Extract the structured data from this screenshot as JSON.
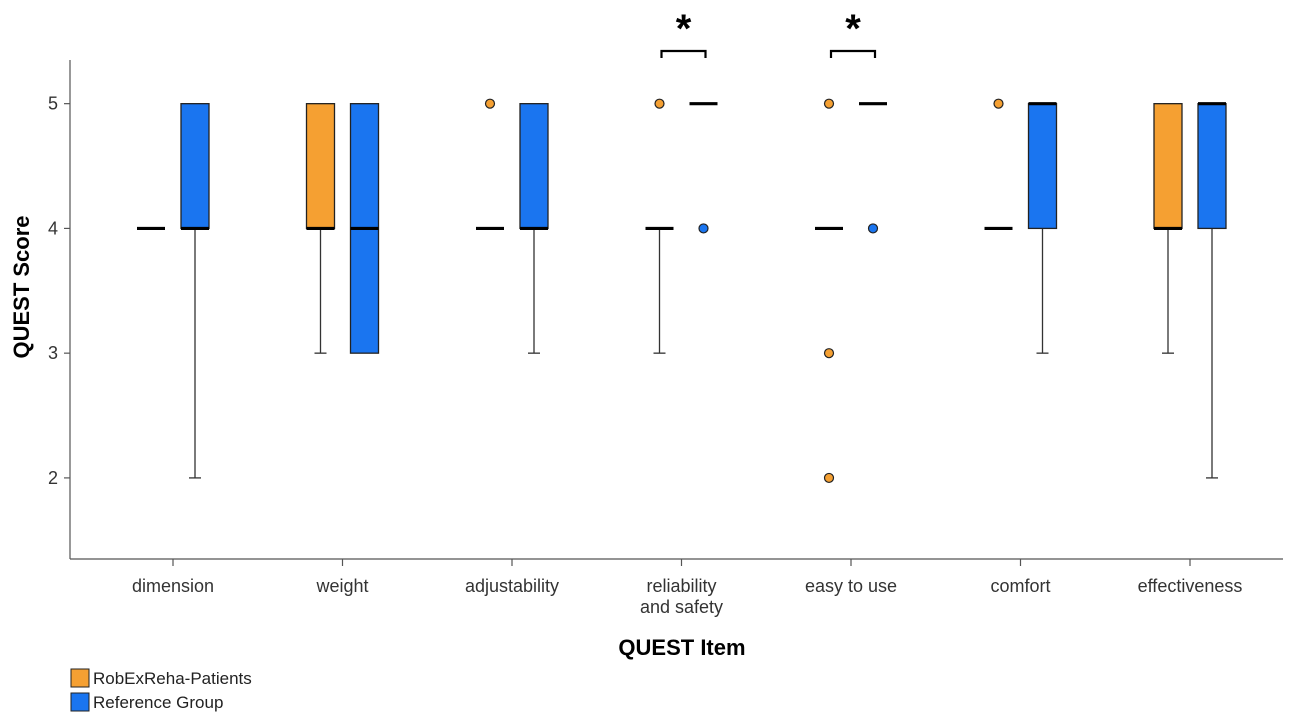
{
  "chart_data": {
    "type": "boxplot",
    "xlabel": "QUEST Item",
    "ylabel": "QUEST Score",
    "ylim": [
      1.35,
      5.35
    ],
    "yticks": [
      2,
      3,
      4,
      5
    ],
    "categories": [
      {
        "lines": [
          "dimension"
        ]
      },
      {
        "lines": [
          "weight"
        ]
      },
      {
        "lines": [
          "adjustability"
        ]
      },
      {
        "lines": [
          "reliability",
          "and safety"
        ]
      },
      {
        "lines": [
          "easy to use"
        ]
      },
      {
        "lines": [
          "comfort"
        ]
      },
      {
        "lines": [
          "effectiveness"
        ]
      }
    ],
    "series": [
      {
        "name": "RobExReha-Patients",
        "color": "#f5a032",
        "outlier_color": "#f5a032",
        "boxes": [
          {
            "q1": 4,
            "median": 4,
            "q3": 4,
            "whisker_low": 4,
            "whisker_high": 4,
            "outliers": []
          },
          {
            "q1": 4,
            "median": 4,
            "q3": 5,
            "whisker_low": 3,
            "whisker_high": 5,
            "outliers": []
          },
          {
            "q1": 4,
            "median": 4,
            "q3": 4,
            "whisker_low": 4,
            "whisker_high": 4,
            "outliers": [
              5
            ]
          },
          {
            "q1": 4,
            "median": 4,
            "q3": 4,
            "whisker_low": 3,
            "whisker_high": 4,
            "outliers": [
              5
            ]
          },
          {
            "q1": 4,
            "median": 4,
            "q3": 4,
            "whisker_low": 4,
            "whisker_high": 4,
            "outliers": [
              5,
              3,
              2
            ]
          },
          {
            "q1": 4,
            "median": 4,
            "q3": 4,
            "whisker_low": 4,
            "whisker_high": 4,
            "outliers": [
              5
            ]
          },
          {
            "q1": 4,
            "median": 4,
            "q3": 5,
            "whisker_low": 3,
            "whisker_high": 5,
            "outliers": []
          }
        ]
      },
      {
        "name": "Reference Group",
        "color": "#1a75f0",
        "outlier_color": "#1a75f0",
        "boxes": [
          {
            "q1": 4,
            "median": 4,
            "q3": 5,
            "whisker_low": 2,
            "whisker_high": 5,
            "outliers": []
          },
          {
            "q1": 3,
            "median": 4,
            "q3": 5,
            "whisker_low": 3,
            "whisker_high": 5,
            "outliers": []
          },
          {
            "q1": 4,
            "median": 4,
            "q3": 5,
            "whisker_low": 3,
            "whisker_high": 5,
            "outliers": []
          },
          {
            "q1": 5,
            "median": 5,
            "q3": 5,
            "whisker_low": 5,
            "whisker_high": 5,
            "outliers": [
              4
            ]
          },
          {
            "q1": 5,
            "median": 5,
            "q3": 5,
            "whisker_low": 5,
            "whisker_high": 5,
            "outliers": [
              4
            ]
          },
          {
            "q1": 4,
            "median": 5,
            "q3": 5,
            "whisker_low": 3,
            "whisker_high": 5,
            "outliers": []
          },
          {
            "q1": 4,
            "median": 5,
            "q3": 5,
            "whisker_low": 2,
            "whisker_high": 5,
            "outliers": []
          }
        ]
      }
    ],
    "significance": [
      {
        "category_index": 3,
        "label": "*"
      },
      {
        "category_index": 4,
        "label": "*"
      }
    ],
    "legend": {
      "position": "bottom-left"
    },
    "grid": false
  }
}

● **TO DO**: What the response needs is every entry, repeated exactly, and none of the pictures.

● **WRITTEN REPLY**:
Extract the structured data from this screenshot as JSON.
{
  "chart_data": {
    "type": "boxplot",
    "xlabel": "QUEST Item",
    "ylabel": "QUEST Score",
    "ylim": [
      1.35,
      5.35
    ],
    "yticks": [
      2,
      3,
      4,
      5
    ],
    "categories": [
      {
        "lines": [
          "dimension"
        ]
      },
      {
        "lines": [
          "weight"
        ]
      },
      {
        "lines": [
          "adjustability"
        ]
      },
      {
        "lines": [
          "reliability",
          "and safety"
        ]
      },
      {
        "lines": [
          "easy to use"
        ]
      },
      {
        "lines": [
          "comfort"
        ]
      },
      {
        "lines": [
          "effectiveness"
        ]
      }
    ],
    "series": [
      {
        "name": "RobExReha-Patients",
        "color": "#f5a032",
        "outlier_color": "#f5a032",
        "boxes": [
          {
            "q1": 4,
            "median": 4,
            "q3": 4,
            "whisker_low": 4,
            "whisker_high": 4,
            "outliers": []
          },
          {
            "q1": 4,
            "median": 4,
            "q3": 5,
            "whisker_low": 3,
            "whisker_high": 5,
            "outliers": []
          },
          {
            "q1": 4,
            "median": 4,
            "q3": 4,
            "whisker_low": 4,
            "whisker_high": 4,
            "outliers": [
              5
            ]
          },
          {
            "q1": 4,
            "median": 4,
            "q3": 4,
            "whisker_low": 3,
            "whisker_high": 4,
            "outliers": [
              5
            ]
          },
          {
            "q1": 4,
            "median": 4,
            "q3": 4,
            "whisker_low": 4,
            "whisker_high": 4,
            "outliers": [
              5,
              3,
              2
            ]
          },
          {
            "q1": 4,
            "median": 4,
            "q3": 4,
            "whisker_low": 4,
            "whisker_high": 4,
            "outliers": [
              5
            ]
          },
          {
            "q1": 4,
            "median": 4,
            "q3": 5,
            "whisker_low": 3,
            "whisker_high": 5,
            "outliers": []
          }
        ]
      },
      {
        "name": "Reference Group",
        "color": "#1a75f0",
        "outlier_color": "#1a75f0",
        "boxes": [
          {
            "q1": 4,
            "median": 4,
            "q3": 5,
            "whisker_low": 2,
            "whisker_high": 5,
            "outliers": []
          },
          {
            "q1": 3,
            "median": 4,
            "q3": 5,
            "whisker_low": 3,
            "whisker_high": 5,
            "outliers": []
          },
          {
            "q1": 4,
            "median": 4,
            "q3": 5,
            "whisker_low": 3,
            "whisker_high": 5,
            "outliers": []
          },
          {
            "q1": 5,
            "median": 5,
            "q3": 5,
            "whisker_low": 5,
            "whisker_high": 5,
            "outliers": [
              4
            ]
          },
          {
            "q1": 5,
            "median": 5,
            "q3": 5,
            "whisker_low": 5,
            "whisker_high": 5,
            "outliers": [
              4
            ]
          },
          {
            "q1": 4,
            "median": 5,
            "q3": 5,
            "whisker_low": 3,
            "whisker_high": 5,
            "outliers": []
          },
          {
            "q1": 4,
            "median": 5,
            "q3": 5,
            "whisker_low": 2,
            "whisker_high": 5,
            "outliers": []
          }
        ]
      }
    ],
    "significance": [
      {
        "category_index": 3,
        "label": "*"
      },
      {
        "category_index": 4,
        "label": "*"
      }
    ],
    "legend": {
      "position": "bottom-left"
    },
    "grid": false
  }
}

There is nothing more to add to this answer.